(Records from a data collection)
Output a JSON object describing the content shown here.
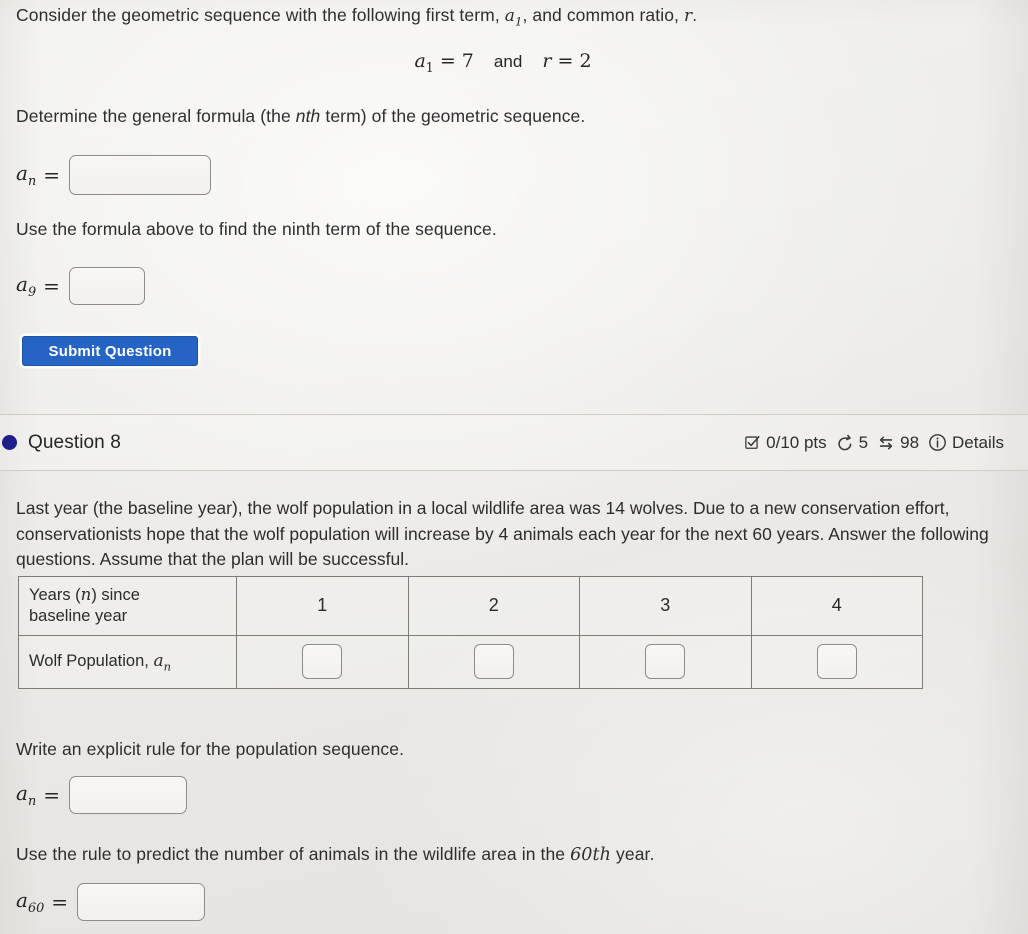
{
  "question7": {
    "intro_before": "Consider the geometric sequence with the following first term, ",
    "intro_var1": "a",
    "intro_var1_sub": "1",
    "intro_middle": ", and common ratio, ",
    "intro_var2": "r",
    "intro_end": ".",
    "given_a1_label": "a",
    "given_a1_sub": "1",
    "given_a1_eq": "= 7",
    "given_and": "and",
    "given_r_label": "r",
    "given_r_eq": "= 2",
    "determine_text_before": "Determine the general formula (the ",
    "determine_nth": "nth",
    "determine_text_after": " term) of the geometric sequence.",
    "an_label": "a",
    "an_sub": "n",
    "equals": "=",
    "an_value": "",
    "an_placeholder": "",
    "use_formula_text": "Use the formula above to find the ninth term of the sequence.",
    "a9_label": "a",
    "a9_sub": "9",
    "a9_value": "",
    "a9_placeholder": "",
    "submit_label": "Submit Question"
  },
  "question8": {
    "title": "Question 8",
    "status_dot_color": "#1f1f8c",
    "badges": {
      "points": "0/10 pts",
      "attempts": "5",
      "views": "98",
      "details": "Details"
    },
    "icons": {
      "points": "checkbox-check-icon",
      "attempts": "undo-arrow-icon",
      "views": "swap-arrows-icon",
      "details": "info-circle-icon"
    },
    "paragraph": "Last year (the baseline year), the wolf population in a local wildlife area was 14 wolves. Due to a new conservation effort, conservationists hope that the wolf population will increase by 4 animals each year for the next 60 years. Answer the following questions. Assume that the plan will be successful.",
    "table": {
      "row1_label_line1": "Years (n) since",
      "row1_label_line2": "baseline year",
      "row1_label_var": "n",
      "row2_label_text": "Wolf Population, ",
      "row2_label_var": "a",
      "row2_label_sub": "n",
      "years": [
        "1",
        "2",
        "3",
        "4"
      ],
      "population_values": [
        "",
        "",
        "",
        ""
      ],
      "population_placeholder": ""
    },
    "explicit_rule_text": "Write an explicit rule for the population sequence.",
    "an_label": "a",
    "an_sub": "n",
    "equals": "=",
    "an_value": "",
    "an_placeholder": "",
    "predict_text_before": "Use the rule to predict the number of animals in the wildlife area in the ",
    "predict_ordinal": "60th",
    "predict_text_after": " year.",
    "a60_label": "a",
    "a60_sub": "60",
    "a60_value": "",
    "a60_placeholder": ""
  },
  "colors": {
    "submit_button": "#2563c4",
    "status_dot": "#1f1f8c",
    "page_background": "#eeedea",
    "border": "#8e8b88"
  }
}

Directive »
Give back all entries exactly. No pictures belong in the copy.

Correct response »
Output a JSON object describing the content shown here.
{
  "question7": {
    "intro_before": "Consider the geometric sequence with the following first term, ",
    "intro_var1": "a",
    "intro_var1_sub": "1",
    "intro_middle": ", and common ratio, ",
    "intro_var2": "r",
    "intro_end": ".",
    "given_a1_label": "a",
    "given_a1_sub": "1",
    "given_a1_eq": "= 7",
    "given_and": "and",
    "given_r_label": "r",
    "given_r_eq": "= 2",
    "determine_text_before": "Determine the general formula (the ",
    "determine_nth": "nth",
    "determine_text_after": " term) of the geometric sequence.",
    "an_label": "a",
    "an_sub": "n",
    "equals": "=",
    "an_value": "",
    "an_placeholder": "",
    "use_formula_text": "Use the formula above to find the ninth term of the sequence.",
    "a9_label": "a",
    "a9_sub": "9",
    "a9_value": "",
    "a9_placeholder": "",
    "submit_label": "Submit Question"
  },
  "question8": {
    "title": "Question 8",
    "status_dot_color": "#1f1f8c",
    "badges": {
      "points": "0/10 pts",
      "attempts": "5",
      "views": "98",
      "details": "Details"
    },
    "icons": {
      "points": "checkbox-check-icon",
      "attempts": "undo-arrow-icon",
      "views": "swap-arrows-icon",
      "details": "info-circle-icon"
    },
    "paragraph": "Last year (the baseline year), the wolf population in a local wildlife area was 14 wolves. Due to a new conservation effort, conservationists hope that the wolf population will increase by 4 animals each year for the next 60 years. Answer the following questions. Assume that the plan will be successful.",
    "table": {
      "row1_label_line1": "Years (n) since",
      "row1_label_line2": "baseline year",
      "row1_label_var": "n",
      "row2_label_text": "Wolf Population, ",
      "row2_label_var": "a",
      "row2_label_sub": "n",
      "years": [
        "1",
        "2",
        "3",
        "4"
      ],
      "population_values": [
        "",
        "",
        "",
        ""
      ],
      "population_placeholder": ""
    },
    "explicit_rule_text": "Write an explicit rule for the population sequence.",
    "an_label": "a",
    "an_sub": "n",
    "equals": "=",
    "an_value": "",
    "an_placeholder": "",
    "predict_text_before": "Use the rule to predict the number of animals in the wildlife area in the ",
    "predict_ordinal": "60th",
    "predict_text_after": " year.",
    "a60_label": "a",
    "a60_sub": "60",
    "a60_value": "",
    "a60_placeholder": ""
  },
  "colors": {
    "submit_button": "#2563c4",
    "status_dot": "#1f1f8c",
    "page_background": "#eeedea",
    "border": "#8e8b88"
  }
}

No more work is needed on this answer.